[Figure contents as structured data]
>>>

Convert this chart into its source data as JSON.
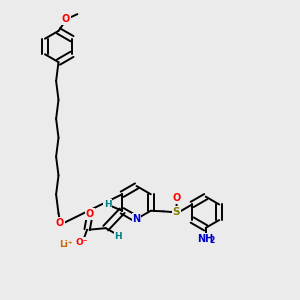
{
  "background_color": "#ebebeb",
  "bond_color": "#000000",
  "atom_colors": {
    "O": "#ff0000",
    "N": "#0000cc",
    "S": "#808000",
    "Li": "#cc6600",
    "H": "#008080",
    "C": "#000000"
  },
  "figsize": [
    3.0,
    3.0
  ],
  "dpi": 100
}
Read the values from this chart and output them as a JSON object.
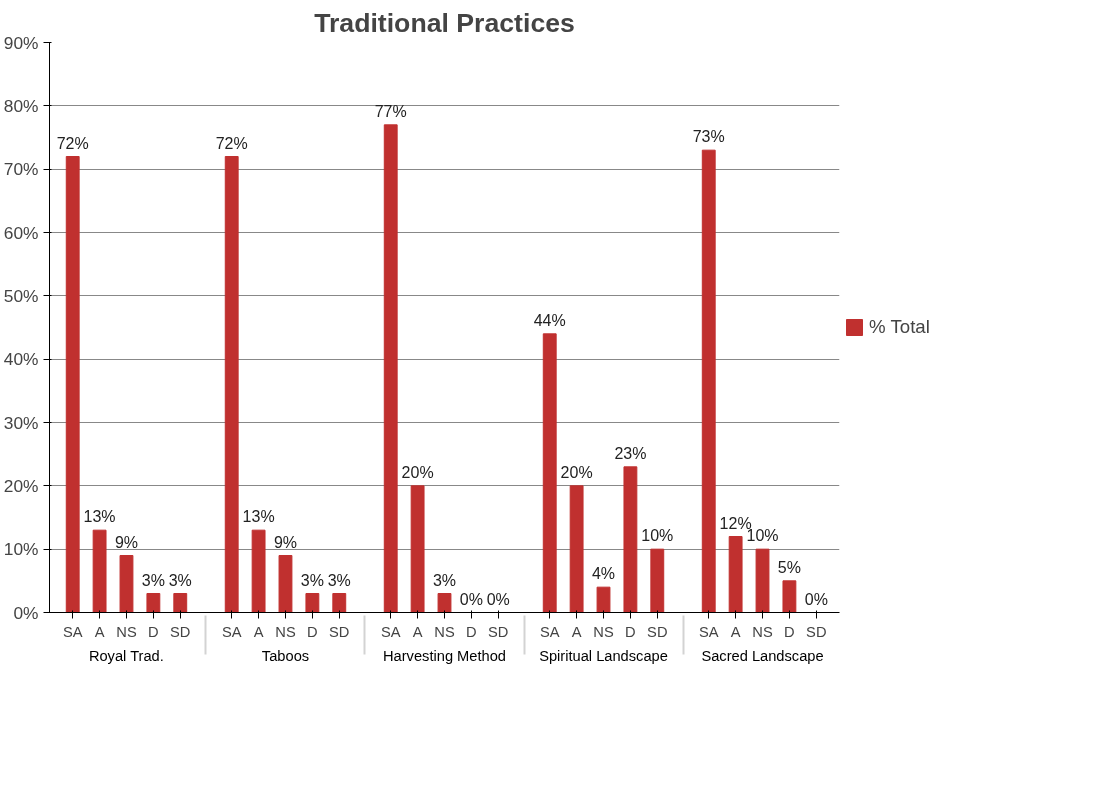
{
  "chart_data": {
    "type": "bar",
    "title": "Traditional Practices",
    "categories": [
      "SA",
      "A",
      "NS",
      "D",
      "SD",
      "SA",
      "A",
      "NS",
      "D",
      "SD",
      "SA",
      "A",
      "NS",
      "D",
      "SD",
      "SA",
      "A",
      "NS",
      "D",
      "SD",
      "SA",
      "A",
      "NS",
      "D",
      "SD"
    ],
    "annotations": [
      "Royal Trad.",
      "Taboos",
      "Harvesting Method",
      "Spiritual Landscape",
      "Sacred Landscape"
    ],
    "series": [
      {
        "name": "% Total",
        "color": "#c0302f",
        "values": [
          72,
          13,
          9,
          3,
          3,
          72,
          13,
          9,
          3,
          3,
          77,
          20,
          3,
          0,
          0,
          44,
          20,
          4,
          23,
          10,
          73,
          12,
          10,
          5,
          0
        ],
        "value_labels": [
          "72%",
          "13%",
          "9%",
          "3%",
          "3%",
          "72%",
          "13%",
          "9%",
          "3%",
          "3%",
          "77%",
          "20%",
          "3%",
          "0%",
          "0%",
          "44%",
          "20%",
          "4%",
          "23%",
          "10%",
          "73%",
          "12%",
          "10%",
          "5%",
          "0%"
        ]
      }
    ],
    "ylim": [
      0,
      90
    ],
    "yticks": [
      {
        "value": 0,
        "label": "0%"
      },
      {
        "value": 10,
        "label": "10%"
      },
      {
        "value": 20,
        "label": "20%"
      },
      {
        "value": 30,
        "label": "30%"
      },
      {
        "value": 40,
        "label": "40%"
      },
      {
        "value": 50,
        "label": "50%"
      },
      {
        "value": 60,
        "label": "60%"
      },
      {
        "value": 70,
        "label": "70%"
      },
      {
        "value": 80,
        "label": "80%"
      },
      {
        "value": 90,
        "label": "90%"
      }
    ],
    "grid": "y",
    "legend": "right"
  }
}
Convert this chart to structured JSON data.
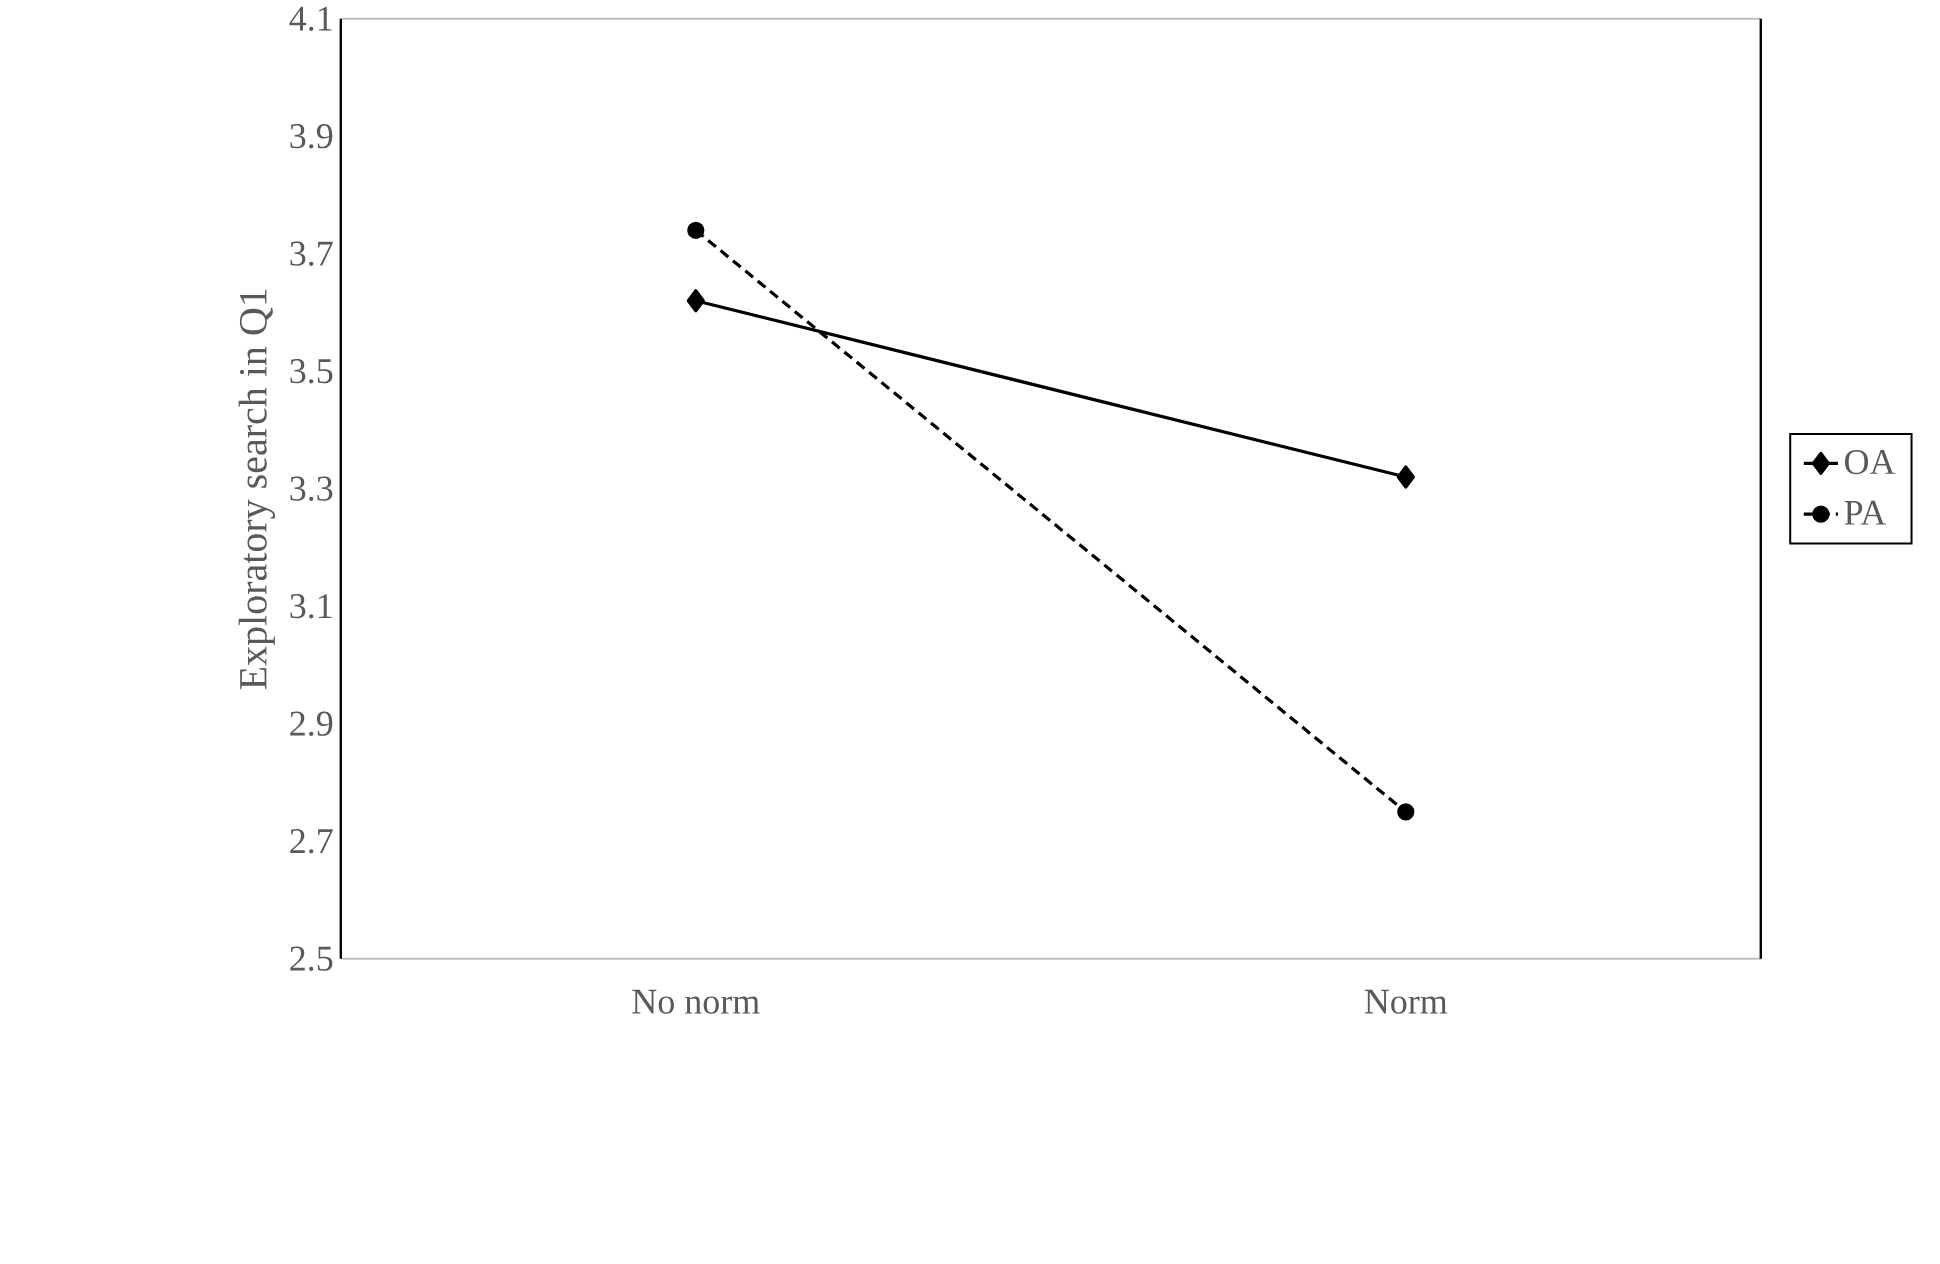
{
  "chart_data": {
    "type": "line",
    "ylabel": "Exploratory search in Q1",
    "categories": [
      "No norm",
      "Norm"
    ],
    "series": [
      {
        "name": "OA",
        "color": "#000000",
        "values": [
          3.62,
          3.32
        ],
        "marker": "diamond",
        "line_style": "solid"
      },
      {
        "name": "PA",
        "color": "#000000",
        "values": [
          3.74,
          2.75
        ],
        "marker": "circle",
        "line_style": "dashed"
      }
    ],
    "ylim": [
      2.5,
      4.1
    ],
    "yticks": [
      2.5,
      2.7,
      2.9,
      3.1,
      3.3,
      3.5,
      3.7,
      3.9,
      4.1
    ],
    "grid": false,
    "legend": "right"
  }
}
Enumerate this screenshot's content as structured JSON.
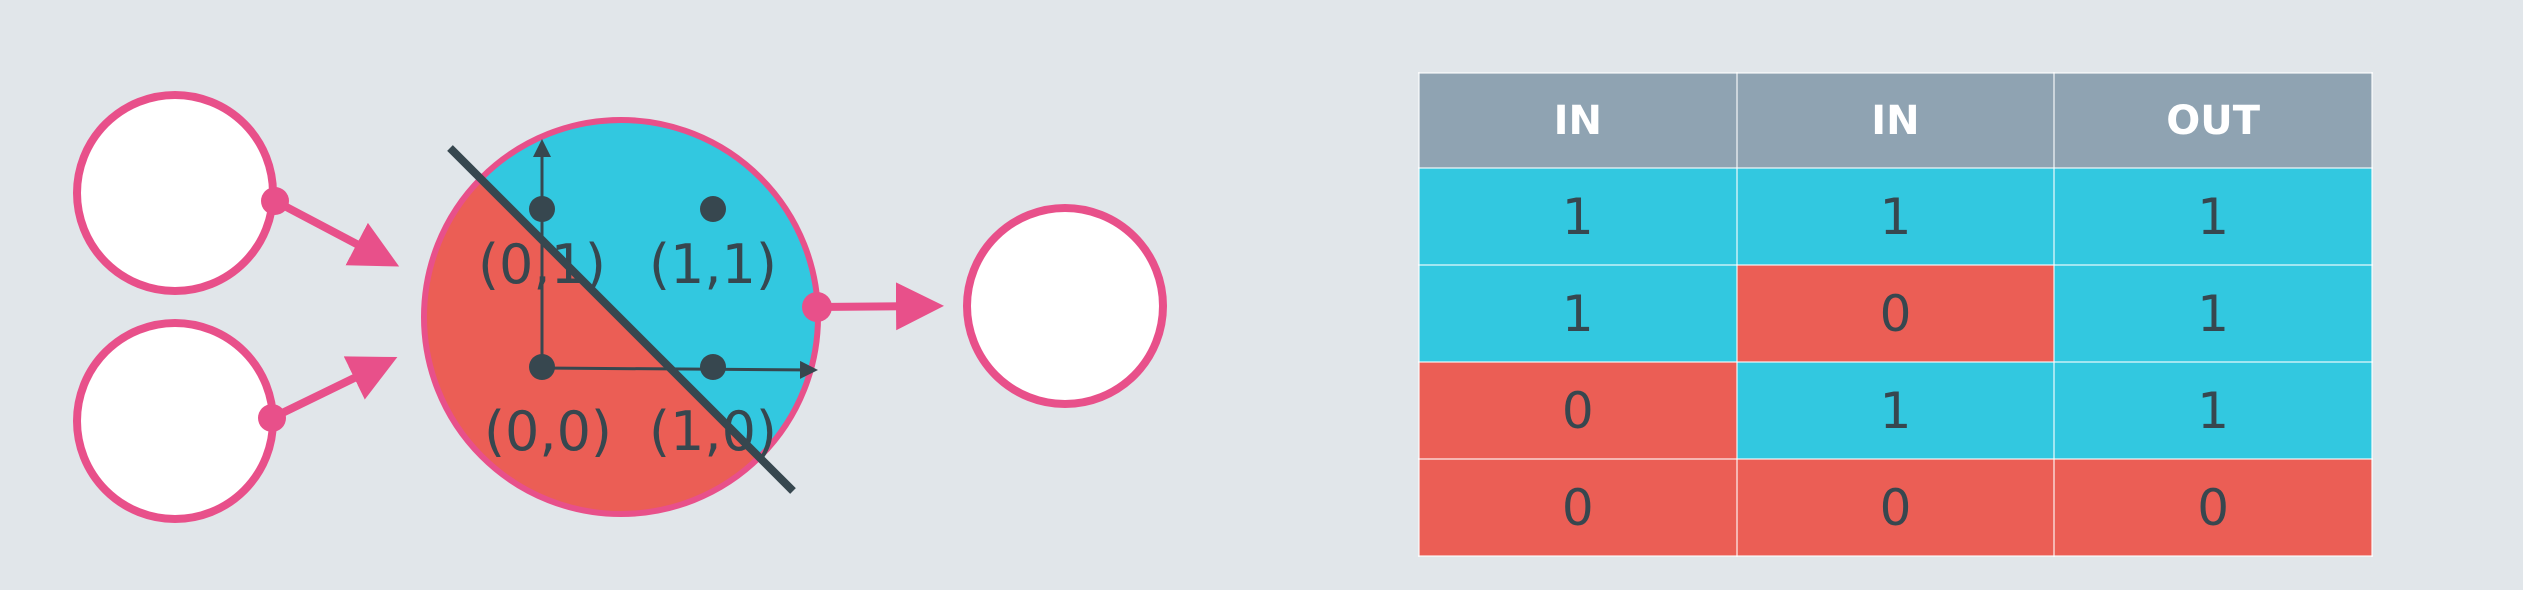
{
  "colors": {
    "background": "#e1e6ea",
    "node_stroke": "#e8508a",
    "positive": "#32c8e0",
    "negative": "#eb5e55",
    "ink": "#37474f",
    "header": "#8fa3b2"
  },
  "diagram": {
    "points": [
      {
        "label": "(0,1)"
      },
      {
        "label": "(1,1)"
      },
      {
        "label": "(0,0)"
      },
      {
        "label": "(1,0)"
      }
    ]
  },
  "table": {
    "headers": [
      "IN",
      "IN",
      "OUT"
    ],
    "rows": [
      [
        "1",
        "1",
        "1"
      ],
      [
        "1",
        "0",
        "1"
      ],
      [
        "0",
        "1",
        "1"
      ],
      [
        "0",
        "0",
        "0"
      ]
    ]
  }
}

<<<

● THE REQUEST
Output every entry verbatim. Pictures do not belong in the copy.

● PROBLEM SOLUTION
Convert this chart into its source data as JSON.
{
  "background_color": "#ebebeb",
  "bond_color": "#000000",
  "atom_colors": {
    "O": "#ff0000",
    "N": "#0000cc",
    "S": "#808000",
    "Li": "#cc6600",
    "H": "#008080",
    "C": "#000000"
  },
  "figsize": [
    3.0,
    3.0
  ],
  "dpi": 100
}
Read the values from this chart and output them as a JSON object.
{
  "chart_data": {
    "type": "bar",
    "title": "Traditional Practices",
    "categories": [
      "SA",
      "A",
      "NS",
      "D",
      "SD",
      "SA",
      "A",
      "NS",
      "D",
      "SD",
      "SA",
      "A",
      "NS",
      "D",
      "SD",
      "SA",
      "A",
      "NS",
      "D",
      "SD",
      "SA",
      "A",
      "NS",
      "D",
      "SD"
    ],
    "annotations": [
      "Royal Trad.",
      "Taboos",
      "Harvesting Method",
      "Spiritual Landscape",
      "Sacred Landscape"
    ],
    "series": [
      {
        "name": "% Total",
        "color": "#c0302f",
        "values": [
          72,
          13,
          9,
          3,
          3,
          72,
          13,
          9,
          3,
          3,
          77,
          20,
          3,
          0,
          0,
          44,
          20,
          4,
          23,
          10,
          73,
          12,
          10,
          5,
          0
        ],
        "value_labels": [
          "72%",
          "13%",
          "9%",
          "3%",
          "3%",
          "72%",
          "13%",
          "9%",
          "3%",
          "3%",
          "77%",
          "20%",
          "3%",
          "0%",
          "0%",
          "44%",
          "20%",
          "4%",
          "23%",
          "10%",
          "73%",
          "12%",
          "10%",
          "5%",
          "0%"
        ]
      }
    ],
    "ylim": [
      0,
      90
    ],
    "yticks": [
      {
        "value": 0,
        "label": "0%"
      },
      {
        "value": 10,
        "label": "10%"
      },
      {
        "value": 20,
        "label": "20%"
      },
      {
        "value": 30,
        "label": "30%"
      },
      {
        "value": 40,
        "label": "40%"
      },
      {
        "value": 50,
        "label": "50%"
      },
      {
        "value": 60,
        "label": "60%"
      },
      {
        "value": 70,
        "label": "70%"
      },
      {
        "value": 80,
        "label": "80%"
      },
      {
        "value": 90,
        "label": "90%"
      }
    ],
    "grid": "y",
    "legend": "right"
  }
}
Convert this chart to structured JSON data.
{
  "chart_data": {
    "type": "line",
    "ylabel": "Exploratory search in Q1",
    "categories": [
      "No norm",
      "Norm"
    ],
    "series": [
      {
        "name": "OA",
        "color": "#000000",
        "values": [
          3.62,
          3.32
        ],
        "marker": "diamond",
        "line_style": "solid"
      },
      {
        "name": "PA",
        "color": "#000000",
        "values": [
          3.74,
          2.75
        ],
        "marker": "circle",
        "line_style": "dashed"
      }
    ],
    "ylim": [
      2.5,
      4.1
    ],
    "yticks": [
      2.5,
      2.7,
      2.9,
      3.1,
      3.3,
      3.5,
      3.7,
      3.9,
      4.1
    ],
    "grid": false,
    "legend": "right"
  }
}
Enumerate this screenshot's content as structured JSON.
{
  "colors": {
    "background": "#e1e6ea",
    "node_stroke": "#e8508a",
    "positive": "#32c8e0",
    "negative": "#eb5e55",
    "ink": "#37474f",
    "header": "#8fa3b2"
  },
  "diagram": {
    "points": [
      {
        "label": "(0,1)"
      },
      {
        "label": "(1,1)"
      },
      {
        "label": "(0,0)"
      },
      {
        "label": "(1,0)"
      }
    ]
  },
  "table": {
    "headers": [
      "IN",
      "IN",
      "OUT"
    ],
    "rows": [
      [
        "1",
        "1",
        "1"
      ],
      [
        "1",
        "0",
        "1"
      ],
      [
        "0",
        "1",
        "1"
      ],
      [
        "0",
        "0",
        "0"
      ]
    ]
  }
}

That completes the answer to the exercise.